● Task to complete: The records that follow need to be output exactly as they are.
─── Records
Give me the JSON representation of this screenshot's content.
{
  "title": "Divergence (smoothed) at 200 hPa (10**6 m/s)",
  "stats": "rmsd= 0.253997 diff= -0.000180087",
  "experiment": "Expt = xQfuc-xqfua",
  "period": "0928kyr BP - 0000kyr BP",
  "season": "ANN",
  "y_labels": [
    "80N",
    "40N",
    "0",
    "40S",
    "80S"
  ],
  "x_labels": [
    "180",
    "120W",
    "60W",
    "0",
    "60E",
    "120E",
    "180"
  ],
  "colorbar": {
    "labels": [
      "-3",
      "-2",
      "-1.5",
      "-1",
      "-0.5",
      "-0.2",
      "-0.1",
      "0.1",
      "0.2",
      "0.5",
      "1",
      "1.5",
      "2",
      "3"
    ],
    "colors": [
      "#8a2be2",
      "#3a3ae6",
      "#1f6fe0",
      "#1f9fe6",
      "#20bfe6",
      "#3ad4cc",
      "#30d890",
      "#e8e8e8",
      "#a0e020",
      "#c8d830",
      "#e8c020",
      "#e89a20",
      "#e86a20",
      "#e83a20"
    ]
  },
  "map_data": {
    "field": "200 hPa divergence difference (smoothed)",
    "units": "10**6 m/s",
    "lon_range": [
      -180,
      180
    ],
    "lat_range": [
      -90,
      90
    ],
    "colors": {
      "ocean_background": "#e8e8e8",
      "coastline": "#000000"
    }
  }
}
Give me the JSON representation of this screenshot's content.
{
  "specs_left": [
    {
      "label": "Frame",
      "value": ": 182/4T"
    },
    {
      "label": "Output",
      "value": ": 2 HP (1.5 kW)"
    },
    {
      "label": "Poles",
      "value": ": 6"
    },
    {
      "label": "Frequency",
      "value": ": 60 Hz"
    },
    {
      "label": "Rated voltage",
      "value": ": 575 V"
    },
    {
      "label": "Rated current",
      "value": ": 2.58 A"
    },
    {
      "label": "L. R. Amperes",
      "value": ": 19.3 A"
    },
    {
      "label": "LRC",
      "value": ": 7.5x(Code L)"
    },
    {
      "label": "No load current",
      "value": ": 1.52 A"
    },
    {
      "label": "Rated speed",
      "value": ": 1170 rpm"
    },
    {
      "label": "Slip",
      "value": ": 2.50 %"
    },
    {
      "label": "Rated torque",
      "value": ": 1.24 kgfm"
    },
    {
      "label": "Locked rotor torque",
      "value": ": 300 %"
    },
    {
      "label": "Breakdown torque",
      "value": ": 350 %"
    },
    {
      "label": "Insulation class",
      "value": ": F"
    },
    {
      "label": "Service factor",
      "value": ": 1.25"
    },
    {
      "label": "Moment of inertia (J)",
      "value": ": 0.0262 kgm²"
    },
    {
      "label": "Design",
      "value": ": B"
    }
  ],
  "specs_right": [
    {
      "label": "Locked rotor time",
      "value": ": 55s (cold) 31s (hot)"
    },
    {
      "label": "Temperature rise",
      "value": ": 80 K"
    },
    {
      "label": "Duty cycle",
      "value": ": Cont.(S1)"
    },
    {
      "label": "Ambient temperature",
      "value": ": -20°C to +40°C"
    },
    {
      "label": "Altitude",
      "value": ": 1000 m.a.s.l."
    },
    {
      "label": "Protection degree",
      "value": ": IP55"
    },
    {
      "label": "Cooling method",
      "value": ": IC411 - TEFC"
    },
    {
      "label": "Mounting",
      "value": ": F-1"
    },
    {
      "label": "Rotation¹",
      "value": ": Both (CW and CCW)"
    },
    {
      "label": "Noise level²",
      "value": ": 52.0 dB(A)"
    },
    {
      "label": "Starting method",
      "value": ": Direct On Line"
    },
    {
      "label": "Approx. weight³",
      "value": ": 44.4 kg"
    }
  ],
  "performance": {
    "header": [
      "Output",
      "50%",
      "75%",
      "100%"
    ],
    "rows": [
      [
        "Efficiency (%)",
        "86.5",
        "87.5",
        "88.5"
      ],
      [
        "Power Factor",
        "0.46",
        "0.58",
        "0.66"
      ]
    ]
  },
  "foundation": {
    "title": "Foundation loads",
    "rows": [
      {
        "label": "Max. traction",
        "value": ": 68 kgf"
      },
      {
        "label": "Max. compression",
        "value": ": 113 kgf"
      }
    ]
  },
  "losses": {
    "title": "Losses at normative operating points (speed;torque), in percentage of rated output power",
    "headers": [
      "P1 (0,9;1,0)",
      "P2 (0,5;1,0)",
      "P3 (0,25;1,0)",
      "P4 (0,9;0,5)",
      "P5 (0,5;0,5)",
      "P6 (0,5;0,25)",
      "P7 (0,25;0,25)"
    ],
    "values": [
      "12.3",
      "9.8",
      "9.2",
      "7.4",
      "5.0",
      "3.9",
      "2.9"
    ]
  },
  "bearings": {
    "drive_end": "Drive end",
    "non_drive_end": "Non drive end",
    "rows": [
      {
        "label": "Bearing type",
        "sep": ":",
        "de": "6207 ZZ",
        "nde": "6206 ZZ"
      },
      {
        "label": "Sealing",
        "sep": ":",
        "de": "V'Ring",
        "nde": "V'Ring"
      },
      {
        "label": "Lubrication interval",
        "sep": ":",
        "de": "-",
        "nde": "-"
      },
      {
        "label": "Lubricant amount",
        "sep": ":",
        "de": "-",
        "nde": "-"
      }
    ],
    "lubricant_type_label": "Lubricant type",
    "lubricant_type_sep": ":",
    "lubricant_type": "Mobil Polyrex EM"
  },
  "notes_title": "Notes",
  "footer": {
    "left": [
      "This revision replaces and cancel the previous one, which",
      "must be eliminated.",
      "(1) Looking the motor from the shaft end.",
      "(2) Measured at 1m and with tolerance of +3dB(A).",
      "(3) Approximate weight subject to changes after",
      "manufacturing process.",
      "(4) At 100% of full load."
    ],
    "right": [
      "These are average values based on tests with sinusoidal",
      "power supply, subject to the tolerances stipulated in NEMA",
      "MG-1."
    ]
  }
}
──────
● Exercise answer:
Give me the JSON representation of this screenshot's content.
{
  "title": "Divergence (smoothed) at 200 hPa (10**6 m/s)",
  "stats": "rmsd= 0.253997 diff= -0.000180087",
  "experiment": "Expt = xQfuc-xqfua",
  "period": "0928kyr BP - 0000kyr BP",
  "season": "ANN",
  "y_labels": [
    "80N",
    "40N",
    "0",
    "40S",
    "80S"
  ],
  "x_labels": [
    "180",
    "120W",
    "60W",
    "0",
    "60E",
    "120E",
    "180"
  ],
  "colorbar": {
    "labels": [
      "-3",
      "-2",
      "-1.5",
      "-1",
      "-0.5",
      "-0.2",
      "-0.1",
      "0.1",
      "0.2",
      "0.5",
      "1",
      "1.5",
      "2",
      "3"
    ],
    "colors": [
      "#8a2be2",
      "#3a3ae6",
      "#1f6fe0",
      "#1f9fe6",
      "#20bfe6",
      "#3ad4cc",
      "#30d890",
      "#e8e8e8",
      "#a0e020",
      "#c8d830",
      "#e8c020",
      "#e89a20",
      "#e86a20",
      "#e83a20"
    ]
  },
  "map_data": {
    "field": "200 hPa divergence difference (smoothed)",
    "units": "10**6 m/s",
    "lon_range": [
      -180,
      180
    ],
    "lat_range": [
      -90,
      90
    ],
    "colors": {
      "ocean_background": "#e8e8e8",
      "coastline": "#000000"
    }
  }
}
Give me the JSON representation of this screenshot's content.
{
  "specs_left": [
    {
      "label": "Frame",
      "value": ": 182/4T"
    },
    {
      "label": "Output",
      "value": ": 2 HP (1.5 kW)"
    },
    {
      "label": "Poles",
      "value": ": 6"
    },
    {
      "label": "Frequency",
      "value": ": 60 Hz"
    },
    {
      "label": "Rated voltage",
      "value": ": 575 V"
    },
    {
      "label": "Rated current",
      "value": ": 2.58 A"
    },
    {
      "label": "L. R. Amperes",
      "value": ": 19.3 A"
    },
    {
      "label": "LRC",
      "value": ": 7.5x(Code L)"
    },
    {
      "label": "No load current",
      "value": ": 1.52 A"
    },
    {
      "label": "Rated speed",
      "value": ": 1170 rpm"
    },
    {
      "label": "Slip",
      "value": ": 2.50 %"
    },
    {
      "label": "Rated torque",
      "value": ": 1.24 kgfm"
    },
    {
      "label": "Locked rotor torque",
      "value": ": 300 %"
    },
    {
      "label": "Breakdown torque",
      "value": ": 350 %"
    },
    {
      "label": "Insulation class",
      "value": ": F"
    },
    {
      "label": "Service factor",
      "value": ": 1.25"
    },
    {
      "label": "Moment of inertia (J)",
      "value": ": 0.0262 kgm²"
    },
    {
      "label": "Design",
      "value": ": B"
    }
  ],
  "specs_right": [
    {
      "label": "Locked rotor time",
      "value": ": 55s (cold) 31s (hot)"
    },
    {
      "label": "Temperature rise",
      "value": ": 80 K"
    },
    {
      "label": "Duty cycle",
      "value": ": Cont.(S1)"
    },
    {
      "label": "Ambient temperature",
      "value": ": -20°C to +40°C"
    },
    {
      "label": "Altitude",
      "value": ": 1000 m.a.s.l."
    },
    {
      "label": "Protection degree",
      "value": ": IP55"
    },
    {
      "label": "Cooling method",
      "value": ": IC411 - TEFC"
    },
    {
      "label": "Mounting",
      "value": ": F-1"
    },
    {
      "label": "Rotation¹",
      "value": ": Both (CW and CCW)"
    },
    {
      "label": "Noise level²",
      "value": ": 52.0 dB(A)"
    },
    {
      "label": "Starting method",
      "value": ": Direct On Line"
    },
    {
      "label": "Approx. weight³",
      "value": ": 44.4 kg"
    }
  ],
  "performance": {
    "header": [
      "Output",
      "50%",
      "75%",
      "100%"
    ],
    "rows": [
      [
        "Efficiency (%)",
        "86.5",
        "87.5",
        "88.5"
      ],
      [
        "Power Factor",
        "0.46",
        "0.58",
        "0.66"
      ]
    ]
  },
  "foundation": {
    "title": "Foundation loads",
    "rows": [
      {
        "label": "Max. traction",
        "value": ": 68 kgf"
      },
      {
        "label": "Max. compression",
        "value": ": 113 kgf"
      }
    ]
  },
  "losses": {
    "title": "Losses at normative operating points (speed;torque), in percentage of rated output power",
    "headers": [
      "P1 (0,9;1,0)",
      "P2 (0,5;1,0)",
      "P3 (0,25;1,0)",
      "P4 (0,9;0,5)",
      "P5 (0,5;0,5)",
      "P6 (0,5;0,25)",
      "P7 (0,25;0,25)"
    ],
    "values": [
      "12.3",
      "9.8",
      "9.2",
      "7.4",
      "5.0",
      "3.9",
      "2.9"
    ]
  },
  "bearings": {
    "drive_end": "Drive end",
    "non_drive_end": "Non drive end",
    "rows": [
      {
        "label": "Bearing type",
        "sep": ":",
        "de": "6207 ZZ",
        "nde": "6206 ZZ"
      },
      {
        "label": "Sealing",
        "sep": ":",
        "de": "V'Ring",
        "nde": "V'Ring"
      },
      {
        "label": "Lubrication interval",
        "sep": ":",
        "de": "-",
        "nde": "-"
      },
      {
        "label": "Lubricant amount",
        "sep": ":",
        "de": "-",
        "nde": "-"
      }
    ],
    "lubricant_type_label": "Lubricant type",
    "lubricant_type_sep": ":",
    "lubricant_type": "Mobil Polyrex EM"
  },
  "notes_title": "Notes",
  "footer": {
    "left": [
      "This revision replaces and cancel the previous one, which",
      "must be eliminated.",
      "(1) Looking the motor from the shaft end.",
      "(2) Measured at 1m and with tolerance of +3dB(A).",
      "(3) Approximate weight subject to changes after",
      "manufacturing process.",
      "(4) At 100% of full load."
    ],
    "right": [
      "These are average values based on tests with sinusoidal",
      "power supply, subject to the tolerances stipulated in NEMA",
      "MG-1."
    ]
  }
}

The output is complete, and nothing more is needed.